# THE TASK:
Pick every line from the data that holds the word "下列说法正确的是".

# RECORDS SHOWN:
— BEGIN —

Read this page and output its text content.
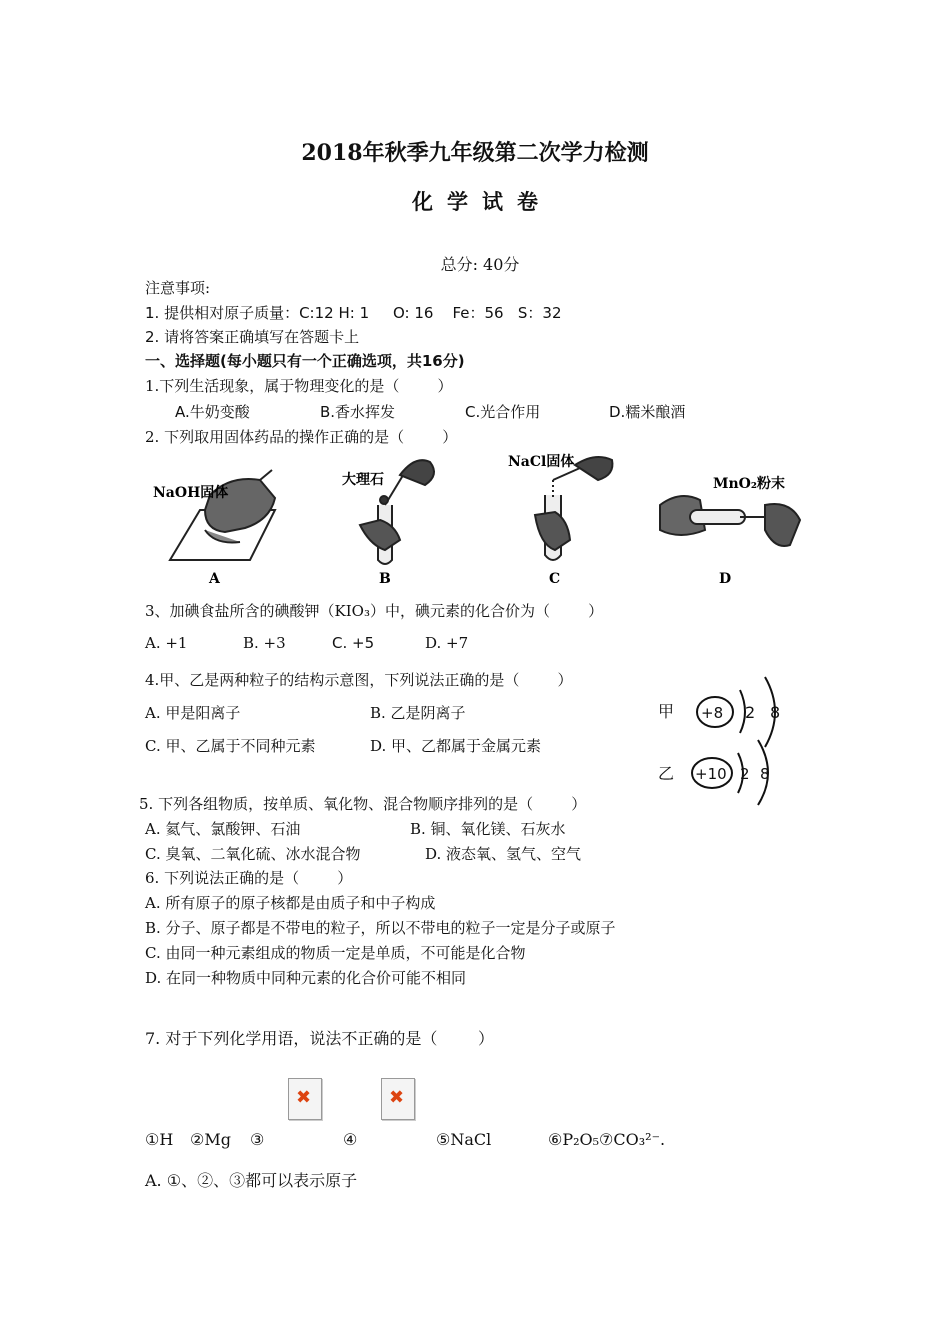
2018年秋季九年级第二次学力检测
化学试卷
总分: 40分
注意事项:
1. 提供相对原子质量：C:12 H: 1     O: 16    Fe：56   S：32
2. 请将答案正确填写在答题卡上
一、选择题(每小题只有一个正确选项，共16分)
1.下列生活现象，属于物理变化的是（        ）
A.牛奶变酸	B.香水挥发	C.光合作用	D.糯米酿酒
2. 下列取用固体药品的操作正确的是（        ）
NaOH固体
A
大理石
B
NaCl固体
C
MnO₂粉末
D
3、加碘食盐所含的碘酸钾（KIO₃）中，碘元素的化合价为（        ）
A. +1	B. +3	C. +5	D. +7
4.甲、乙是两种粒子的结构示意图，下列说法正确的是（        ）
A. 甲是阳离子	B. 乙是阴离子
C. 甲、乙属于不同种元素	D. 甲、乙都属于金属元素
甲 +8 2 8
乙 +10 2 8
5. 下列各组物质，按单质、氧化物、混合物顺序排列的是（        ）
A. 氦气、氯酸钾、石油	B. 铜、氧化镁、石灰水
C. 臭氧、二氧化硫、冰水混合物	D. 液态氧、氢气、空气
6. 下列说法正确的是（        ）
A. 所有原子的原子核都是由质子和中子构成
B. 分子、原子都是不带电的粒子，所以不带电的粒子一定是分子或原子
C. 由同一种元素组成的物质一定是单质，不可能是化合物
D. 在同一种物质中同种元素的化合价可能不相同
7. 对于下列化学用语，说法不正确的是（        ）
✖	✖
①H ②Mg ③	④	⑤NaCl	⑥P₂O₅⑦CO₃²⁻.
A. ①、②、③都可以表示原子
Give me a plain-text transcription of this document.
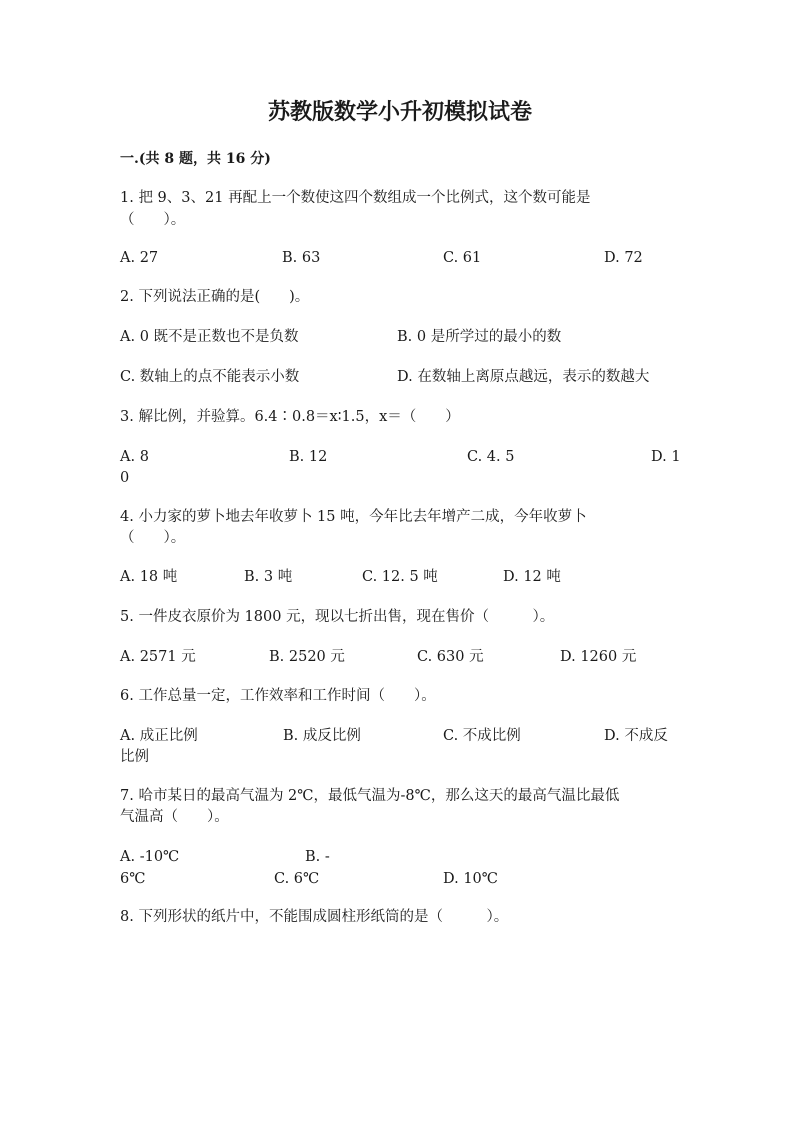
苏教版数学小升初模拟试卷
一.(共 8 题，共 16 分)
1. 把 9、3、21 再配上一个数使这四个数组成一个比例式，这个数可能是
（　　）。
A. 27	B. 63	C. 61	D. 72
2. 下列说法正确的是(　　)。
A. 0 既不是正数也不是负数	B. 0 是所学过的最小的数
C. 数轴上的点不能表示小数	D. 在数轴上离原点越远，表示的数越大
3. 解比例，并验算。6.4∶0.8＝x∶1.5，x＝（　　）
A. 8	B. 12	C. 4. 5	D. 1
0
4. 小力家的萝卜地去年收萝卜 15 吨，今年比去年增产二成，今年收萝卜
（　　）。
A. 18 吨	B. 3 吨	C. 12. 5 吨	D. 12 吨
5. 一件皮衣原价为 1800 元，现以七折出售，现在售价（　　　）。
A. 2571 元	B. 2520 元	C. 630 元	D. 1260 元
6. 工作总量一定，工作效率和工作时间（　　）。
A. 成正比例	B. 成反比例	C. 不成比例	D. 不成反
比例
7. 哈市某日的最高气温为 2℃，最低气温为-8℃，那么这天的最高气温比最低
气温高（　　）。
A. -10℃	B. -
6℃	C. 6℃	D. 10℃
8. 下列形状的纸片中，不能围成圆柱形纸筒的是（　　　）。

— END —

# ANSWER TO THE EXERCISE:
4.甲、乙是两种粒子的结构示意图，下列说法正确的是（        ）
6. 下列说法正确的是（        ）
2. 下列说法正确的是(　　)。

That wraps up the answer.